▶ Given exercise: Reproduce the material line for line, starting with its first line and going on through the line containing "voltage-source-plus-icon xyxy=(546,516,596,531)".

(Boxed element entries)

=====

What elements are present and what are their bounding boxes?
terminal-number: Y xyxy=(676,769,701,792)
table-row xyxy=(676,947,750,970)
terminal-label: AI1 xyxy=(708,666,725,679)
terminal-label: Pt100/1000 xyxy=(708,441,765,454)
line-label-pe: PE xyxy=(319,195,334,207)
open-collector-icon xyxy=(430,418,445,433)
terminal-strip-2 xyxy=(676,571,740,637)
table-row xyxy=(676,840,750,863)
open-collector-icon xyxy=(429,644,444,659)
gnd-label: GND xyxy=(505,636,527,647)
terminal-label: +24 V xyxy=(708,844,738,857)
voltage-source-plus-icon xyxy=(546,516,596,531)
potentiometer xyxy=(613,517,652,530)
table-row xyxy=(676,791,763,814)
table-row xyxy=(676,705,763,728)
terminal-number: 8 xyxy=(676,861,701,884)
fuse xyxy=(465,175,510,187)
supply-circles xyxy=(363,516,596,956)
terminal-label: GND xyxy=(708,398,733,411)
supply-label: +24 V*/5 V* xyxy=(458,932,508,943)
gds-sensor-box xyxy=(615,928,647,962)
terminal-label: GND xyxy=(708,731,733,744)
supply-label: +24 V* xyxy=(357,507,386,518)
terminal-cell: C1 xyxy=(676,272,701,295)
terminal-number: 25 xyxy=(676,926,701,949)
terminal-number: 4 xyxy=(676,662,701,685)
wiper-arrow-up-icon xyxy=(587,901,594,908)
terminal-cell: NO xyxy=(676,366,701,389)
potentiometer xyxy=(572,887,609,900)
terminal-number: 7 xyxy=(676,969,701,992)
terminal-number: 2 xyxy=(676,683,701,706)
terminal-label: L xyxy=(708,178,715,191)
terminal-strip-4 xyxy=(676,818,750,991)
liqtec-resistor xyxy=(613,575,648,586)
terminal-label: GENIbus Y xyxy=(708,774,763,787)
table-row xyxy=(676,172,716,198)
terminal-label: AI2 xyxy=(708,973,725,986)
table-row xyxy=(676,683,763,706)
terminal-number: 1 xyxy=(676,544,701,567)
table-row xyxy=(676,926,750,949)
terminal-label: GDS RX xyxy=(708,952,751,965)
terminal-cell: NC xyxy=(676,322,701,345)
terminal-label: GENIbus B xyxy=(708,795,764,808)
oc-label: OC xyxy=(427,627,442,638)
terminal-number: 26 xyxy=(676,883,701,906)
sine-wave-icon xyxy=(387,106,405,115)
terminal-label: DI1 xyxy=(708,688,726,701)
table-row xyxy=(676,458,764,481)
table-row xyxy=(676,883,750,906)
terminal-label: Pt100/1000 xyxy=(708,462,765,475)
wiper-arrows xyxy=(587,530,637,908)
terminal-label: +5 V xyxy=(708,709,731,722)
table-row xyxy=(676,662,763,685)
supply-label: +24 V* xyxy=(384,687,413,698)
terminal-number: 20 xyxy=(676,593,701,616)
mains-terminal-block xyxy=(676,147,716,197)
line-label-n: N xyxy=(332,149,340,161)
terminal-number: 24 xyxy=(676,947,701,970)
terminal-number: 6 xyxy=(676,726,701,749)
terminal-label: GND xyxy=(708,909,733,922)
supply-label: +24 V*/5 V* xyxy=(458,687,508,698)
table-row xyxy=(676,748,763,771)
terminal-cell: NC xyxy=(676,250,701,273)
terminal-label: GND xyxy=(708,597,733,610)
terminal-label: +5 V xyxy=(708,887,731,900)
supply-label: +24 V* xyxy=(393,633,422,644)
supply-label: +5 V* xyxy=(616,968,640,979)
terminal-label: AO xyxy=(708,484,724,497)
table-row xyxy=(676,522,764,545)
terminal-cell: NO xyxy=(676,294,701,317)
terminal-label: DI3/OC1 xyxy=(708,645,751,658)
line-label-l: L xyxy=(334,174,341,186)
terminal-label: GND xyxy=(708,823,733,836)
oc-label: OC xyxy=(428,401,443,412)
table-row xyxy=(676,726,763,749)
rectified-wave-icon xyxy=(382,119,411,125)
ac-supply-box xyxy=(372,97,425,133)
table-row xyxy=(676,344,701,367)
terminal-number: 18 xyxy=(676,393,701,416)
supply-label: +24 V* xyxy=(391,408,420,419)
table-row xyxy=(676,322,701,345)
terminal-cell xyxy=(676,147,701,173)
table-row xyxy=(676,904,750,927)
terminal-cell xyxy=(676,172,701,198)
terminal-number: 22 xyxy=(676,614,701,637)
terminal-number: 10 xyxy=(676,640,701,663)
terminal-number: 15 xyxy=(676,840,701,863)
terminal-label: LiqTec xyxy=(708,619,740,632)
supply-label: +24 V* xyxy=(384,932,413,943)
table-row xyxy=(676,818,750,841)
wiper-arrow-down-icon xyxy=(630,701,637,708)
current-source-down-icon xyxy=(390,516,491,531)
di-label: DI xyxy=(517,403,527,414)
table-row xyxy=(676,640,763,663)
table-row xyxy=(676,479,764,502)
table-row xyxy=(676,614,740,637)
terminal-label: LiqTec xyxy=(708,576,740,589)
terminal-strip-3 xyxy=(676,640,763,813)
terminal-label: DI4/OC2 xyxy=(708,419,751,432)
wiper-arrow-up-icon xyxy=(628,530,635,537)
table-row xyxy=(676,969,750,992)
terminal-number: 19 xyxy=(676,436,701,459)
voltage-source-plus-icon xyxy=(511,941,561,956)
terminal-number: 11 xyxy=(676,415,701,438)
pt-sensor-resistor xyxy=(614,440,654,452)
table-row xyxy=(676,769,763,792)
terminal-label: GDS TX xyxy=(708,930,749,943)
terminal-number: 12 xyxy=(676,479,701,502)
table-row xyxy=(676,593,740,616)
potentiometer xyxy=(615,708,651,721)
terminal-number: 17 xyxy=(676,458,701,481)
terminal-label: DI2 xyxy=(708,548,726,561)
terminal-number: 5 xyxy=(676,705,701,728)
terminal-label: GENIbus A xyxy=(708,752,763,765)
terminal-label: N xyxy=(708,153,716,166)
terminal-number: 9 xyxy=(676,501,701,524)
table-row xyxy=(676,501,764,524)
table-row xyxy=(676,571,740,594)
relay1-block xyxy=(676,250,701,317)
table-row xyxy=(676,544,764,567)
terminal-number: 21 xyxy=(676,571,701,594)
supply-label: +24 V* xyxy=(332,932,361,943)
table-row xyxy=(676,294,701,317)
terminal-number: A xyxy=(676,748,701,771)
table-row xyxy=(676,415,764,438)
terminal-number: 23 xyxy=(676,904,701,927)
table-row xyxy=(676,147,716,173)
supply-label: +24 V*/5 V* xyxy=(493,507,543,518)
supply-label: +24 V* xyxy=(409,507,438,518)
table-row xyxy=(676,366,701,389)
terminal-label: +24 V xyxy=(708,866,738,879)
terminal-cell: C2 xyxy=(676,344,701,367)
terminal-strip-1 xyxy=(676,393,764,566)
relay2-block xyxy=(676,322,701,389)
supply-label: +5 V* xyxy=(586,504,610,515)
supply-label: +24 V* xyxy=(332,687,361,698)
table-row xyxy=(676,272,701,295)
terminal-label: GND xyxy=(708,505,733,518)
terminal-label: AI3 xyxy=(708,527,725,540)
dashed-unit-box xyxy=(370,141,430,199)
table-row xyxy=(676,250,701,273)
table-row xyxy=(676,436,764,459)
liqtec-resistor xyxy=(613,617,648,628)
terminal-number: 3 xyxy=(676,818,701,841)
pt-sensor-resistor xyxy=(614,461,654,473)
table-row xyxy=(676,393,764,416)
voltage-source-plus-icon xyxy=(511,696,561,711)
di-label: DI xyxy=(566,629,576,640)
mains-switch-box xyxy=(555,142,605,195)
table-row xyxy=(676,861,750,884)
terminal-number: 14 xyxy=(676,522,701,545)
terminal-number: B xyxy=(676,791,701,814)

=====

▶ Output of the task:
What elements are present and what are their bounding boxes?
terminal-number: Y xyxy=(676,769,701,792)
table-row xyxy=(676,947,750,970)
terminal-label: AI1 xyxy=(708,666,725,679)
terminal-label: Pt100/1000 xyxy=(708,441,765,454)
line-label-pe: PE xyxy=(319,195,334,207)
open-collector-icon xyxy=(430,418,445,433)
terminal-strip-2 xyxy=(676,571,740,637)
table-row xyxy=(676,840,750,863)
open-collector-icon xyxy=(429,644,444,659)
gnd-label: GND xyxy=(505,636,527,647)
terminal-label: +24 V xyxy=(708,844,738,857)
voltage-source-plus-icon xyxy=(546,516,596,531)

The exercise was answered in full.